• [Problem statement] Using the listing below, report all lines holding the word "доходных".

===

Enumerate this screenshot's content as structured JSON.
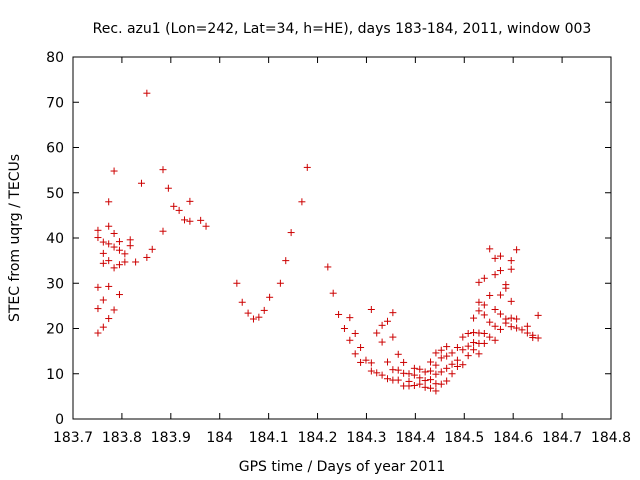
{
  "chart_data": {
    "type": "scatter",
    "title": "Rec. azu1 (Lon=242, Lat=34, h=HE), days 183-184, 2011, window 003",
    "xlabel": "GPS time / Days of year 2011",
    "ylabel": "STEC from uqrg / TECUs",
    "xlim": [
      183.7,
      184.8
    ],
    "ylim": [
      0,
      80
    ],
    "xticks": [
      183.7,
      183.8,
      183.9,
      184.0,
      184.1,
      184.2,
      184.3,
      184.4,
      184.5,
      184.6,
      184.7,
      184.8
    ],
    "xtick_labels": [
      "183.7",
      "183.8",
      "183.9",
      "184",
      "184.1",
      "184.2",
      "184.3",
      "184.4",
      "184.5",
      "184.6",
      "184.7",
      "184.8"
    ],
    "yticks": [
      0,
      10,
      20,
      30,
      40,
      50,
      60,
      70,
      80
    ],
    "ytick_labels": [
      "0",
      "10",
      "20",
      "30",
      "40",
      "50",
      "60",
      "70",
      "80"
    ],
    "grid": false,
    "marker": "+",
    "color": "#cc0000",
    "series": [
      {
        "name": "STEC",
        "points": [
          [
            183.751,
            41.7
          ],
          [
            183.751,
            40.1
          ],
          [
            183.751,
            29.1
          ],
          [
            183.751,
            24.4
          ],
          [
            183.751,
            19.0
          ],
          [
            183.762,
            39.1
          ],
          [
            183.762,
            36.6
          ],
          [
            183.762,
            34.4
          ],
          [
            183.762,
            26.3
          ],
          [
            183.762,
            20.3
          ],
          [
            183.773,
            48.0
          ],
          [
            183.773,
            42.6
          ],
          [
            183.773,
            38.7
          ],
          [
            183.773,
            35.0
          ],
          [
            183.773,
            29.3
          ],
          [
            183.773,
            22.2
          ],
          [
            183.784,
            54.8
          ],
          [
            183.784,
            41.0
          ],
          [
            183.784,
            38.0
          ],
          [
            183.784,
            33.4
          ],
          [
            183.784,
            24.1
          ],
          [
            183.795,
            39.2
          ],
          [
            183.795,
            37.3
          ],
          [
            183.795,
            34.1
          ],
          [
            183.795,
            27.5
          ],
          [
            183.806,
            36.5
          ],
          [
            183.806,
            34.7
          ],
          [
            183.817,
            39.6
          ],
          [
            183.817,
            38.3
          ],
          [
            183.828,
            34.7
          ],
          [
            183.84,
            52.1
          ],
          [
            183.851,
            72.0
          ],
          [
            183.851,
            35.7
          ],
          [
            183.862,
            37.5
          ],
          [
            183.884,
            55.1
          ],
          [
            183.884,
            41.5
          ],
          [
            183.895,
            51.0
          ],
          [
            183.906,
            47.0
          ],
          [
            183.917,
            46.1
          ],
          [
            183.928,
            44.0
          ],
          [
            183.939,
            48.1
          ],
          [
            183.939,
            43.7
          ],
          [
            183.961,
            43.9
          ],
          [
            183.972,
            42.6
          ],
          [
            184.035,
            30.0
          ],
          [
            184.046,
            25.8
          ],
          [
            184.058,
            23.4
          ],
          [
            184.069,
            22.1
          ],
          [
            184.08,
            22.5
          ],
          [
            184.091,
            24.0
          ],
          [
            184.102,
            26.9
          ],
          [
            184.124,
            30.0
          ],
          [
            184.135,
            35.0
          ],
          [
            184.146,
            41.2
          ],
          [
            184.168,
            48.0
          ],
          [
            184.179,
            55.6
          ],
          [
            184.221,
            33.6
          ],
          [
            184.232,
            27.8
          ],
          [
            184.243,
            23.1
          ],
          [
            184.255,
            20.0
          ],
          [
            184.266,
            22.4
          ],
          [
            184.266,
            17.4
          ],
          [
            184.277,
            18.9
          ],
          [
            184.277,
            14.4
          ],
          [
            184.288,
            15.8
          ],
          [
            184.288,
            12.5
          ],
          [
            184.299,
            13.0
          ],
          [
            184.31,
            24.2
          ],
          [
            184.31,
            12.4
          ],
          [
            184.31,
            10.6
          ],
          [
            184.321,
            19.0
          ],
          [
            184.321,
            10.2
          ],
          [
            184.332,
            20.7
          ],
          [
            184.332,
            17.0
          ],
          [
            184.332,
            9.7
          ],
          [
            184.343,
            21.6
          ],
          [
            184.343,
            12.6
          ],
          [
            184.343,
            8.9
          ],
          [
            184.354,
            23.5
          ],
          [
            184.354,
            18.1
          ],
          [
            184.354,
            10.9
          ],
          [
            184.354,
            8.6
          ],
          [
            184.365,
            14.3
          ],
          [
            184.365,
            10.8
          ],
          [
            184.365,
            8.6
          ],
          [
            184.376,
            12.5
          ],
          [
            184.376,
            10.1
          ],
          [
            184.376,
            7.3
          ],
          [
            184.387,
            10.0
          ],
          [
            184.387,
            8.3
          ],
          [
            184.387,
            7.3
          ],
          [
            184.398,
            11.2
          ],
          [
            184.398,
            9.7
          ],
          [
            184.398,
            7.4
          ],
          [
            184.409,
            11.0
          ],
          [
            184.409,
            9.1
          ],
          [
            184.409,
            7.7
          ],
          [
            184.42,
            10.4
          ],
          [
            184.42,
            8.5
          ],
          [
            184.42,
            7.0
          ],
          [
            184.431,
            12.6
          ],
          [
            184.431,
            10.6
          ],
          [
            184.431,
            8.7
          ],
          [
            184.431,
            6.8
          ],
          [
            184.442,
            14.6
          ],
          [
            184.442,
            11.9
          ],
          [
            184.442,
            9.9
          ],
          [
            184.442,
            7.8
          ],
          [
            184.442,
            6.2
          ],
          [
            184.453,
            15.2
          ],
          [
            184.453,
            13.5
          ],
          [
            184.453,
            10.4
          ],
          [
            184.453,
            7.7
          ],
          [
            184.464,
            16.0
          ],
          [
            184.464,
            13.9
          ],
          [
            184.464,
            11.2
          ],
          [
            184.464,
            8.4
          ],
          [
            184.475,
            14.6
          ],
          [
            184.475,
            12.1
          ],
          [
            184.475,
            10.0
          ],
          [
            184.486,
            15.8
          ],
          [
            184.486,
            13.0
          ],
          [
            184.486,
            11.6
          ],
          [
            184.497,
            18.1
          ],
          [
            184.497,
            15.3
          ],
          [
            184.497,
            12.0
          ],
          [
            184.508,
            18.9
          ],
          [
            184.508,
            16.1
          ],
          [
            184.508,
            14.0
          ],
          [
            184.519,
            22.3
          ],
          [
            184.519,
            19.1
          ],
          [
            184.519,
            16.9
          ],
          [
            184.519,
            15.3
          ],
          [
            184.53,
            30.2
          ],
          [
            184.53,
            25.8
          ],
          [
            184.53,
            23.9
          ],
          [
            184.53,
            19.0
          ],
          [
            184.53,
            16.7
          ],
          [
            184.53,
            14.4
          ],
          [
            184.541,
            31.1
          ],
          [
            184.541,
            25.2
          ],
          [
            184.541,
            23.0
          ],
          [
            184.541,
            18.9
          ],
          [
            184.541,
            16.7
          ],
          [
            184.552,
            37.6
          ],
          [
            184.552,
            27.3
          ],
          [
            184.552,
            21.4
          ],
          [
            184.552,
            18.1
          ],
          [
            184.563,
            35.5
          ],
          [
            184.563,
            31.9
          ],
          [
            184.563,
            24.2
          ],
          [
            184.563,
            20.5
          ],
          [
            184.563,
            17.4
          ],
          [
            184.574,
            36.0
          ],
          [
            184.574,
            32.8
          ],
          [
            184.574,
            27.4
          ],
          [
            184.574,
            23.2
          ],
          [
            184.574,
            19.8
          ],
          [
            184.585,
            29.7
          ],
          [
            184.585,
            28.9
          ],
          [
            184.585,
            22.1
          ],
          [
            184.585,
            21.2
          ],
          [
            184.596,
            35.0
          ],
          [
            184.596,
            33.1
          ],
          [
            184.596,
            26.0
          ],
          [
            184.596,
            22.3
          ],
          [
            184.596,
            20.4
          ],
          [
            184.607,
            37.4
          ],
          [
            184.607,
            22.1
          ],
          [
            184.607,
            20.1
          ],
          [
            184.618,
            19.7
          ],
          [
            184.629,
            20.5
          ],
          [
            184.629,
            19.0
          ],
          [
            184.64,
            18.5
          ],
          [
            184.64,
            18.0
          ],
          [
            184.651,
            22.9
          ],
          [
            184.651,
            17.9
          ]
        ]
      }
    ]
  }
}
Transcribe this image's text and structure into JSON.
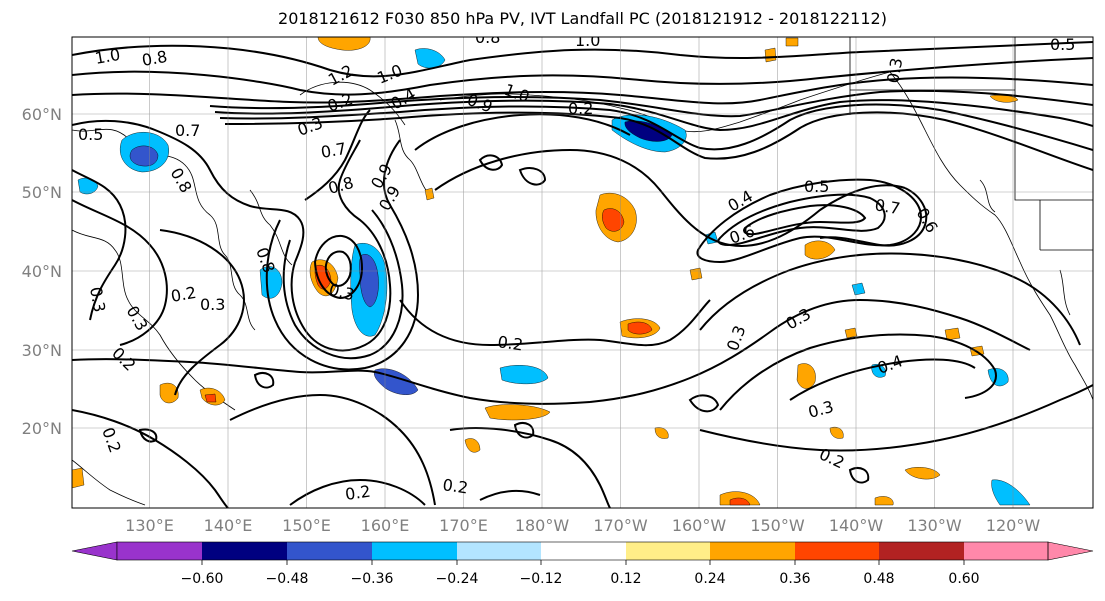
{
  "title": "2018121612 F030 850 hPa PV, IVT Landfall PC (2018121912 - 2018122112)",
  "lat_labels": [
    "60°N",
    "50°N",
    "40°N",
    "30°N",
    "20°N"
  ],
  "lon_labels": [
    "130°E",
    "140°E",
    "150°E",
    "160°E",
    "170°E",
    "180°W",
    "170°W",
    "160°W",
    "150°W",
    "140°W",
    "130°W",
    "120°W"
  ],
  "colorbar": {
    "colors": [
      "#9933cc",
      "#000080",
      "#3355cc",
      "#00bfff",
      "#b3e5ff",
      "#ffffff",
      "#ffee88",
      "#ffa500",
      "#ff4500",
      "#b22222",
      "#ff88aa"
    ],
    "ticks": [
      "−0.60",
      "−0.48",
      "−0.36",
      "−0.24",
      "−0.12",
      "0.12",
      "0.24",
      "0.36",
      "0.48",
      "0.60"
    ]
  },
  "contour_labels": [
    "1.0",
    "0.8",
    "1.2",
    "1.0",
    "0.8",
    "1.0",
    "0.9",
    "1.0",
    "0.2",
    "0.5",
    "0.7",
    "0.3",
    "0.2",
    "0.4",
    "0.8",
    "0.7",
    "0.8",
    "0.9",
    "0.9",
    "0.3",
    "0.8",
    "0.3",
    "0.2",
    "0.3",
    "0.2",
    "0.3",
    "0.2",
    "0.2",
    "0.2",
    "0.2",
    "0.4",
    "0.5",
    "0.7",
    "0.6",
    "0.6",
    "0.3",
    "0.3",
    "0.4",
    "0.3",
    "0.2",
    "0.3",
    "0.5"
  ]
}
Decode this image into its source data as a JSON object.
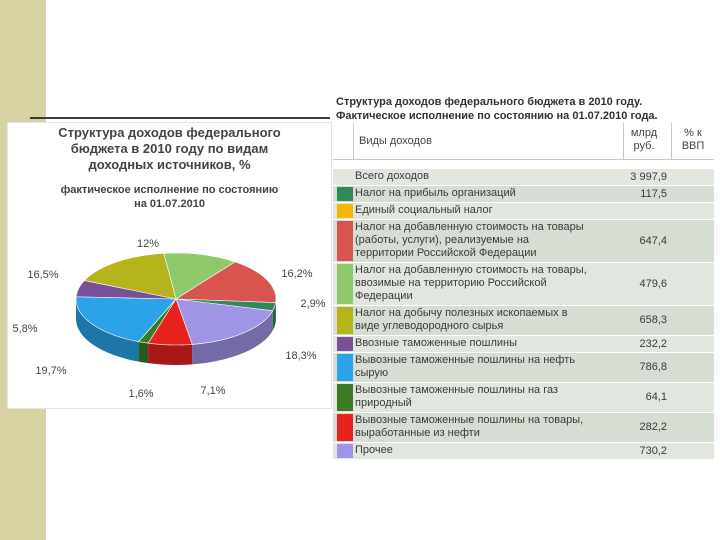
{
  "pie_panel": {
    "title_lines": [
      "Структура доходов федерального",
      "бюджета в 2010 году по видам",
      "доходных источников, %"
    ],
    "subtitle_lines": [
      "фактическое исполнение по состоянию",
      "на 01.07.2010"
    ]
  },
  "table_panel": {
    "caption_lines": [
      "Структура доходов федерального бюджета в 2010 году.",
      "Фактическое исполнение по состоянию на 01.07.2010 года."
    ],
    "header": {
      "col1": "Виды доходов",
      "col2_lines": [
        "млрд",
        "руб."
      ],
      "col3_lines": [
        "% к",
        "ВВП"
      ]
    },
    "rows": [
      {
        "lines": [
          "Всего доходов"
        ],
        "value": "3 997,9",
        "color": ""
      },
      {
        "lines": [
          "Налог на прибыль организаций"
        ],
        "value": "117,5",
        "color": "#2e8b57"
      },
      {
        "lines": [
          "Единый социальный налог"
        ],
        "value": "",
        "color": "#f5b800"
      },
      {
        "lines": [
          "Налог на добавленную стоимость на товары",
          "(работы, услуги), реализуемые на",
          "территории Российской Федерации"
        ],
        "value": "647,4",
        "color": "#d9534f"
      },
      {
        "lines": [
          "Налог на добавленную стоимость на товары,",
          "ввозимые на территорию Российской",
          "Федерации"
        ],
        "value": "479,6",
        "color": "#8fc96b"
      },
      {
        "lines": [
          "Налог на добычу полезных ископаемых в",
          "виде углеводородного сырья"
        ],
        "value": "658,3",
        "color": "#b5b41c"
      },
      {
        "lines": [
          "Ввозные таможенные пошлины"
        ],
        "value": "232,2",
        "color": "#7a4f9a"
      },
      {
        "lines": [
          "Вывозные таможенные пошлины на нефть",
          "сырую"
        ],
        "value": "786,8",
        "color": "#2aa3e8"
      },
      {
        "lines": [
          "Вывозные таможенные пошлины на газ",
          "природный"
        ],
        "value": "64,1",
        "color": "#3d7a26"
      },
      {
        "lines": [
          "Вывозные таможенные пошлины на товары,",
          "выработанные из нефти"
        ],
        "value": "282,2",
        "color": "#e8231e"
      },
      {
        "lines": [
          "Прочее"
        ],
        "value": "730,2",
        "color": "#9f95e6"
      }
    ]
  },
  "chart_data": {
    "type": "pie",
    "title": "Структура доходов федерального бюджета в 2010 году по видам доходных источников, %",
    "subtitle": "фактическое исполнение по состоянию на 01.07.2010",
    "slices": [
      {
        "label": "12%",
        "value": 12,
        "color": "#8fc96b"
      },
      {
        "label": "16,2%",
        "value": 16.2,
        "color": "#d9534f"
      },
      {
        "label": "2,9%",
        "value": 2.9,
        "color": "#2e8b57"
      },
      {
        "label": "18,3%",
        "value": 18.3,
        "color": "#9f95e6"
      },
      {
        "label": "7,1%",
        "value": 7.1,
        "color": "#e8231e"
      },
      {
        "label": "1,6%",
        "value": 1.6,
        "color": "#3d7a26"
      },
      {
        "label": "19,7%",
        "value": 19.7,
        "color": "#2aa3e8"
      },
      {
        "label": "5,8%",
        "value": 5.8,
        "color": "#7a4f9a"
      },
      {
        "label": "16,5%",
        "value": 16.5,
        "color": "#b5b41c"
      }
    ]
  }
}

===

• [The output]
      "доходных источников, %"
    "title": "Структура доходов федерального бюджета в 2010 году по видам доходных источников, %",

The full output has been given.